___ Provided material
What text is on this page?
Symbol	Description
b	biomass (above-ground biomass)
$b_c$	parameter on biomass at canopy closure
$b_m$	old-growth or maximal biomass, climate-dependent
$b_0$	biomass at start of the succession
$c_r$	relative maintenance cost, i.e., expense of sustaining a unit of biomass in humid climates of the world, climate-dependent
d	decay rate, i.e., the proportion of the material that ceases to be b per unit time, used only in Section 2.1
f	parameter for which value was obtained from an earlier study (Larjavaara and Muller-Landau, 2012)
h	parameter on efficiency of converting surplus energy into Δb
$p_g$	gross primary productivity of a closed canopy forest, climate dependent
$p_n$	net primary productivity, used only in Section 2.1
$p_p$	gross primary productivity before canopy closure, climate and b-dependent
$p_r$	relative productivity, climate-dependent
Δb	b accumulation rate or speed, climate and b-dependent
______
What do the records say? Quote them all exactly.

Expected answer>
What text is on this page?
Symbol	Description
b	biomass (above-ground biomass)
$b_c$	parameter on biomass at canopy closure
$b_m$	old-growth or maximal biomass, climate-dependent
$b_0$	biomass at start of the succession
$c_r$	relative maintenance cost, i.e., expense of sustaining a unit of biomass in humid climates of the world, climate-dependent
d	decay rate, i.e., the proportion of the material that ceases to be b per unit time, used only in Section 2.1
f	parameter for which value was obtained from an earlier study (Larjavaara and Muller-Landau, 2012)
h	parameter on efficiency of converting surplus energy into Δb
$p_g$	gross primary productivity of a closed canopy forest, climate dependent
$p_n$	net primary productivity, used only in Section 2.1
$p_p$	gross primary productivity before canopy closure, climate and b-dependent
$p_r$	relative productivity, climate-dependent
Δb	b accumulation rate or speed, climate and b-dependent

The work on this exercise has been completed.